» Given problem
Write the entries out again exactly as they stand, but without the pictures.
○ ○ ○ ○ ○
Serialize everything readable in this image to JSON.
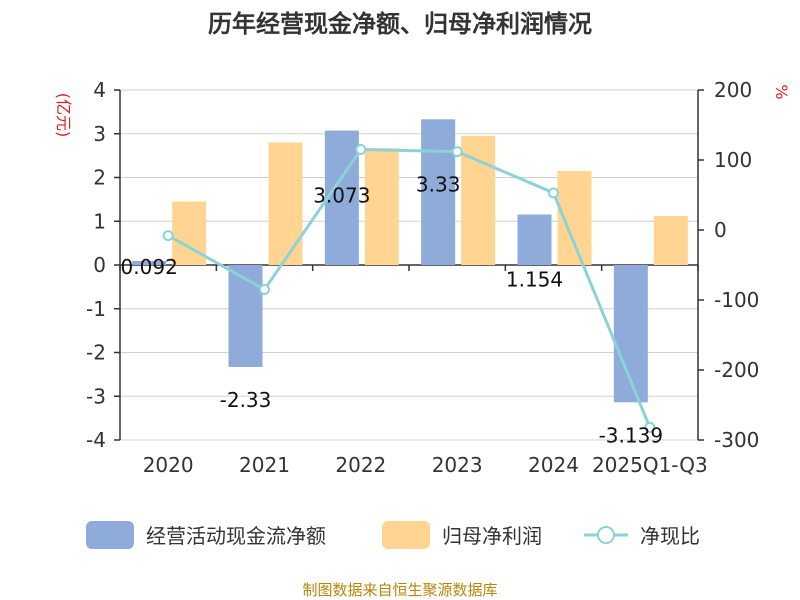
{
  "title": "历年经营现金净额、归母净利润情况",
  "left_unit": "(亿元)",
  "right_unit": "%",
  "source": "制图数据来自恒生聚源数据库",
  "colors": {
    "cash_flow": "#8eabd9",
    "net_profit": "#ffd591",
    "ratio": "#8cd3d9",
    "unit_text": "#e02020",
    "source_text": "#b8860b"
  },
  "chart_data": {
    "type": "bar",
    "title": "历年经营现金净额、归母净利润情况",
    "categories": [
      "2020",
      "2021",
      "2022",
      "2023",
      "2024",
      "2025Q1-Q3"
    ],
    "y_left": {
      "label": "(亿元)",
      "ylim": [
        -4,
        4
      ],
      "ticks": [
        4,
        3,
        2,
        1,
        0,
        -1,
        -2,
        -3,
        -4
      ]
    },
    "y_right": {
      "label": "%",
      "ylim": [
        -300,
        200
      ],
      "ticks": [
        200,
        100,
        0,
        -100,
        -200,
        -300
      ]
    },
    "series": [
      {
        "name": "经营活动现金流净额",
        "type": "bar",
        "axis": "left",
        "values": [
          0.092,
          -2.33,
          3.073,
          3.33,
          1.154,
          -3.139
        ],
        "labels": [
          "0.092",
          "-2.33",
          "3.073",
          "3.33",
          "1.154",
          "-3.139"
        ]
      },
      {
        "name": "归母净利润",
        "type": "bar",
        "axis": "left",
        "values": [
          1.45,
          2.8,
          2.67,
          2.95,
          2.15,
          1.12
        ]
      },
      {
        "name": "净现比",
        "type": "line",
        "axis": "right",
        "values": [
          -8,
          -85,
          115,
          112,
          53,
          -282
        ]
      }
    ],
    "grid": true,
    "legend": "bottom"
  }
}
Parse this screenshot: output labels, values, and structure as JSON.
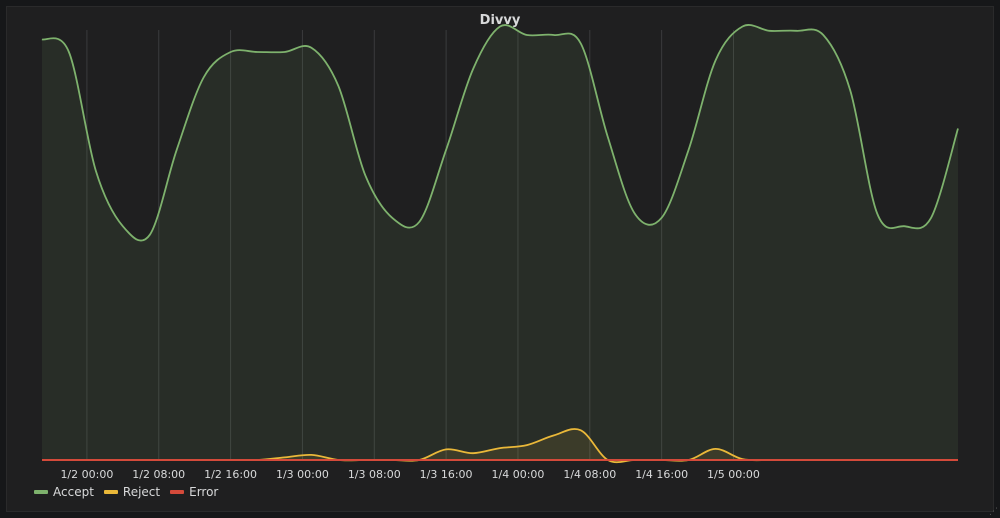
{
  "panel": {
    "title": "Divvy"
  },
  "colors": {
    "accept": "#7eb26d",
    "reject": "#eab839",
    "error": "#d44a3a",
    "grid": "#3a3b3d"
  },
  "chart_data": {
    "type": "area",
    "title": "Divvy",
    "xlabel": "",
    "ylabel": "",
    "x_start": "1/1 19:00",
    "x_end": "1/5 09:00",
    "hours_per_point": 3,
    "x_ticks": [
      "1/2 00:00",
      "1/2 08:00",
      "1/2 16:00",
      "1/3 00:00",
      "1/3 08:00",
      "1/3 16:00",
      "1/4 00:00",
      "1/4 08:00",
      "1/4 16:00",
      "1/5 00:00"
    ],
    "ylim": [
      0,
      100
    ],
    "grid": true,
    "legend_position": "bottom-left",
    "series": [
      {
        "name": "Accept",
        "color": "#7eb26d",
        "fill": true,
        "values": [
          99,
          96,
          68,
          55,
          53,
          73,
          90,
          96,
          96,
          96,
          97,
          88,
          67,
          57,
          56,
          73,
          92,
          102,
          100,
          100,
          98,
          76,
          58,
          57,
          73,
          94,
          102,
          101,
          101,
          100,
          87,
          58,
          55,
          57,
          78
        ]
      },
      {
        "name": "Reject",
        "color": "#eab839",
        "fill": true,
        "values": [
          0,
          0,
          0,
          0,
          0,
          0,
          0,
          0,
          0,
          0.6,
          1.2,
          0,
          0,
          0,
          0,
          2.5,
          1.6,
          2.8,
          3.5,
          5.8,
          7.0,
          0,
          0,
          0,
          0,
          2.6,
          0.2,
          0,
          0,
          0,
          0,
          0,
          0,
          0,
          0
        ]
      },
      {
        "name": "Error",
        "color": "#d44a3a",
        "fill": false,
        "values": [
          0,
          0,
          0,
          0,
          0,
          0,
          0,
          0,
          0,
          0,
          0,
          0,
          0,
          0,
          0,
          0,
          0,
          0,
          0,
          0,
          0,
          0,
          0,
          0,
          0,
          0,
          0,
          0,
          0,
          0,
          0,
          0,
          0,
          0,
          0
        ]
      }
    ]
  }
}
○ ○ ○ ○ ○
» Answer to the exercise
Serialize everything readable in this image to JSON.
{
  "title": "历年经营现金净额、归母净利润情况",
  "left_unit": "(亿元)",
  "right_unit": "%",
  "source": "制图数据来自恒生聚源数据库",
  "colors": {
    "cash_flow": "#8eabd9",
    "net_profit": "#ffd591",
    "ratio": "#8cd3d9",
    "unit_text": "#e02020",
    "source_text": "#b8860b"
  },
  "chart_data": {
    "type": "bar",
    "title": "历年经营现金净额、归母净利润情况",
    "categories": [
      "2020",
      "2021",
      "2022",
      "2023",
      "2024",
      "2025Q1-Q3"
    ],
    "y_left": {
      "label": "(亿元)",
      "ylim": [
        -4,
        4
      ],
      "ticks": [
        4,
        3,
        2,
        1,
        0,
        -1,
        -2,
        -3,
        -4
      ]
    },
    "y_right": {
      "label": "%",
      "ylim": [
        -300,
        200
      ],
      "ticks": [
        200,
        100,
        0,
        -100,
        -200,
        -300
      ]
    },
    "series": [
      {
        "name": "经营活动现金流净额",
        "type": "bar",
        "axis": "left",
        "values": [
          0.092,
          -2.33,
          3.073,
          3.33,
          1.154,
          -3.139
        ],
        "labels": [
          "0.092",
          "-2.33",
          "3.073",
          "3.33",
          "1.154",
          "-3.139"
        ]
      },
      {
        "name": "归母净利润",
        "type": "bar",
        "axis": "left",
        "values": [
          1.45,
          2.8,
          2.67,
          2.95,
          2.15,
          1.12
        ]
      },
      {
        "name": "净现比",
        "type": "line",
        "axis": "right",
        "values": [
          -8,
          -85,
          115,
          112,
          53,
          -282
        ]
      }
    ],
    "grid": true,
    "legend": "bottom"
  }
}
Parse this screenshot: output labels, values, and structure as JSON.
{
  "panel": {
    "title": "Divvy"
  },
  "colors": {
    "accept": "#7eb26d",
    "reject": "#eab839",
    "error": "#d44a3a",
    "grid": "#3a3b3d"
  },
  "chart_data": {
    "type": "area",
    "title": "Divvy",
    "xlabel": "",
    "ylabel": "",
    "x_start": "1/1 19:00",
    "x_end": "1/5 09:00",
    "hours_per_point": 3,
    "x_ticks": [
      "1/2 00:00",
      "1/2 08:00",
      "1/2 16:00",
      "1/3 00:00",
      "1/3 08:00",
      "1/3 16:00",
      "1/4 00:00",
      "1/4 08:00",
      "1/4 16:00",
      "1/5 00:00"
    ],
    "ylim": [
      0,
      100
    ],
    "grid": true,
    "legend_position": "bottom-left",
    "series": [
      {
        "name": "Accept",
        "color": "#7eb26d",
        "fill": true,
        "values": [
          99,
          96,
          68,
          55,
          53,
          73,
          90,
          96,
          96,
          96,
          97,
          88,
          67,
          57,
          56,
          73,
          92,
          102,
          100,
          100,
          98,
          76,
          58,
          57,
          73,
          94,
          102,
          101,
          101,
          100,
          87,
          58,
          55,
          57,
          78
        ]
      },
      {
        "name": "Reject",
        "color": "#eab839",
        "fill": true,
        "values": [
          0,
          0,
          0,
          0,
          0,
          0,
          0,
          0,
          0,
          0.6,
          1.2,
          0,
          0,
          0,
          0,
          2.5,
          1.6,
          2.8,
          3.5,
          5.8,
          7.0,
          0,
          0,
          0,
          0,
          2.6,
          0.2,
          0,
          0,
          0,
          0,
          0,
          0,
          0,
          0
        ]
      },
      {
        "name": "Error",
        "color": "#d44a3a",
        "fill": false,
        "values": [
          0,
          0,
          0,
          0,
          0,
          0,
          0,
          0,
          0,
          0,
          0,
          0,
          0,
          0,
          0,
          0,
          0,
          0,
          0,
          0,
          0,
          0,
          0,
          0,
          0,
          0,
          0,
          0,
          0,
          0,
          0,
          0,
          0,
          0,
          0
        ]
      }
    ]
  }
}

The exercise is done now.